#### [Excerpted data]

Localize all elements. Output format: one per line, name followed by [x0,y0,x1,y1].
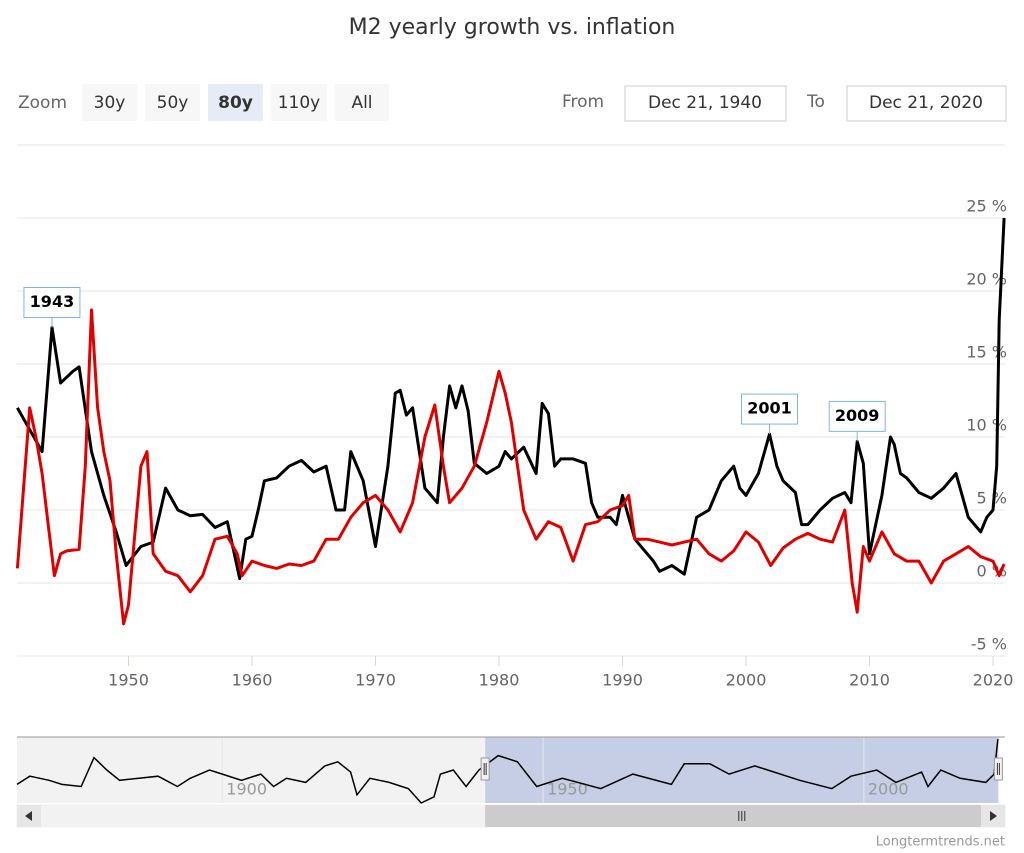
x-tick-label: 1970 [355,671,396,690]
zoom-button-label: 50y [157,93,189,113]
zoom-button-label: 30y [94,93,126,113]
y-tick-label: 25 % [966,197,1007,216]
chart-title: M2 yearly growth vs. inflation [349,15,676,40]
navigator-outside [17,737,486,803]
x-tick-label: 1980 [479,671,520,690]
x-tick-label: 1990 [602,671,643,690]
y-tick-label: 5 % [977,489,1007,508]
flag-label: 2009 [835,406,880,425]
zoom-button-label: All [351,93,372,113]
zoom-button-label: 110y [278,93,321,113]
zoom-button[interactable] [271,84,327,121]
x-tick-label: 2000 [726,671,767,690]
navigator-handle[interactable] [993,757,1003,781]
navigator-tick-label: 2000 [868,780,909,799]
navigator-handle[interactable] [480,757,490,781]
credits: Longtermtrends.net [876,835,1005,850]
zoom-button[interactable] [335,84,389,121]
flag-box [828,400,886,432]
scroll-right-arrow [990,811,997,821]
x-tick-label: 2020 [973,671,1014,690]
to-input[interactable] [846,85,1007,122]
flag-box [740,393,798,425]
to-date: Dec 21, 2020 [869,93,983,113]
thumb-grip [738,811,746,821]
navigator-tick-label: 1950 [547,780,588,799]
series-line [15,308,1006,626]
flag-label: 2001 [747,399,792,418]
y-tick-label: -5 % [971,635,1007,654]
navigator-line [16,739,999,804]
from-date: Dec 21, 1940 [648,93,762,113]
navigator-tick-label: 1900 [226,780,267,799]
from-label: From [562,92,604,112]
from-input[interactable] [624,85,787,122]
x-tick-label: 1960 [232,671,273,690]
zoom-button-label: 80y [218,93,253,113]
to-label: To [806,92,825,112]
zoom-label: Zoom [18,93,67,113]
zoom-button[interactable] [82,84,137,121]
y-tick-label: 20 % [966,270,1007,289]
x-tick-label: 2010 [849,671,890,690]
flag-label: 1943 [30,292,75,311]
zoom-button[interactable] [208,84,263,121]
flag-box [23,287,81,318]
x-tick-label: 1950 [108,671,149,690]
series-line [16,217,1006,581]
y-tick-label: 15 % [966,343,1007,362]
zoom-button[interactable] [145,84,200,121]
scroll-left-arrow [25,811,32,821]
y-tick-label: 10 % [966,416,1007,435]
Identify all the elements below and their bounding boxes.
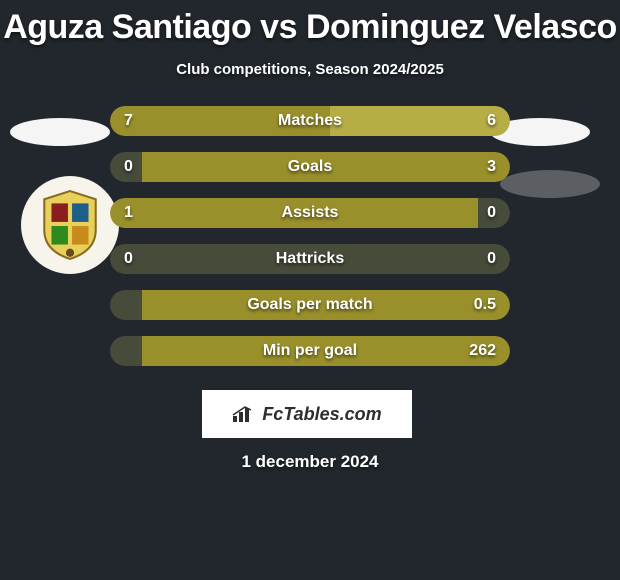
player-right-placeholder-bottom [500, 170, 600, 198]
stat-label: Goals per match [110, 290, 510, 320]
page-title: Aguza Santiago vs Dominguez Velasco [0, 0, 620, 47]
stat-row: 00Hattricks [110, 244, 510, 274]
stat-label: Matches [110, 106, 510, 136]
crest-icon [39, 189, 101, 261]
brand-text: FcTables.com [262, 404, 381, 425]
stat-label: Goals [110, 152, 510, 182]
stat-row: 10Assists [110, 198, 510, 228]
date-text: 1 december 2024 [0, 452, 620, 472]
stat-row: 0.5Goals per match [110, 290, 510, 320]
stat-bars: 76Matches 03Goals 10Assists 00Hattricks 0.5G… [110, 106, 510, 382]
brand-box: FcTables.com [202, 390, 412, 438]
club-crest [21, 176, 119, 274]
page-subtitle: Club competitions, Season 2024/2025 [0, 61, 620, 78]
stat-label: Min per goal [110, 336, 510, 366]
stat-row: 03Goals [110, 152, 510, 182]
stat-label: Assists [110, 198, 510, 228]
player-left-placeholder [10, 118, 110, 146]
brand-icon [232, 405, 258, 423]
stat-row: 76Matches [110, 106, 510, 136]
stat-row: 262Min per goal [110, 336, 510, 366]
stat-label: Hattricks [110, 244, 510, 274]
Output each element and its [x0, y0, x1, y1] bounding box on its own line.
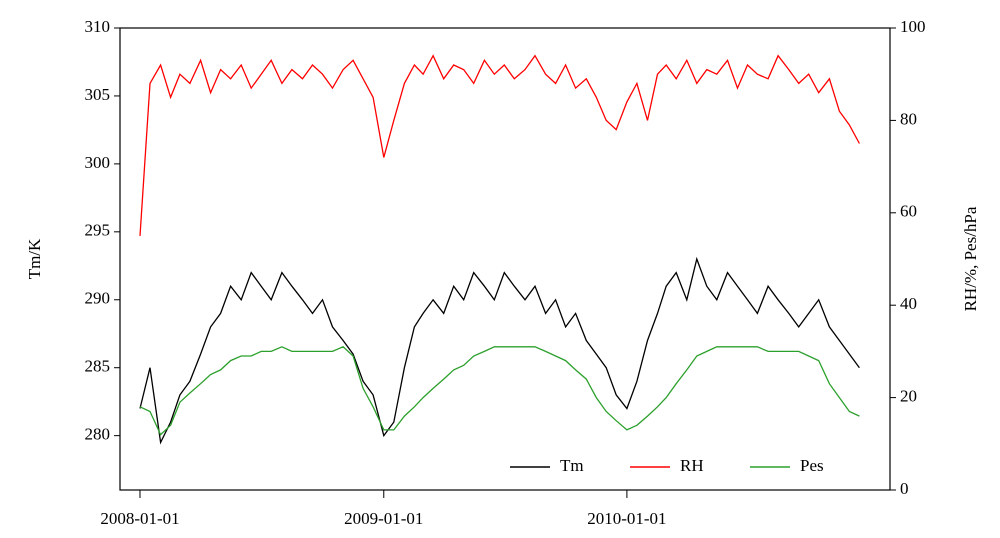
- y-tick-label: 285: [85, 357, 111, 376]
- x-tick-label: 2009-01-01: [344, 509, 423, 528]
- y2-tick-label: 100: [900, 17, 926, 36]
- y-tick-label: 300: [85, 153, 111, 172]
- y2-tick-label: 0: [900, 479, 909, 498]
- series-line: [139, 54, 860, 236]
- y2-tick-label: 20: [900, 387, 917, 406]
- y2-tick-label: 60: [900, 202, 917, 221]
- series-line: [139, 346, 860, 436]
- x-tick-label: 2008-01-01: [100, 509, 179, 528]
- legend-label: Tm: [560, 456, 584, 475]
- y2-axis-label: RH/%, Pes/hPa: [961, 206, 980, 311]
- y2-tick-label: 80: [900, 109, 917, 128]
- y-tick-label: 280: [85, 425, 111, 444]
- y-axis-label: Tm/K: [25, 238, 44, 279]
- plot-frame: [119, 27, 891, 491]
- x-tick-label: 2010-01-01: [587, 509, 666, 528]
- y-tick-label: 295: [85, 221, 111, 240]
- y-tick-label: 310: [85, 17, 111, 36]
- y2-tick-label: 40: [900, 294, 917, 313]
- y-tick-label: 290: [85, 289, 111, 308]
- y-tick-label: 305: [85, 85, 111, 104]
- series-line: [139, 256, 860, 445]
- legend-label: Pes: [800, 456, 824, 475]
- legend-label: RH: [680, 456, 704, 475]
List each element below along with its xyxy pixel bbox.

#### [Directive]
Which lines of the material above contain the string "crest", matching case exactly? List every such line in full.

#### [Written solution]
crest-icon [39, 189, 101, 261]
club-crest [21, 176, 119, 274]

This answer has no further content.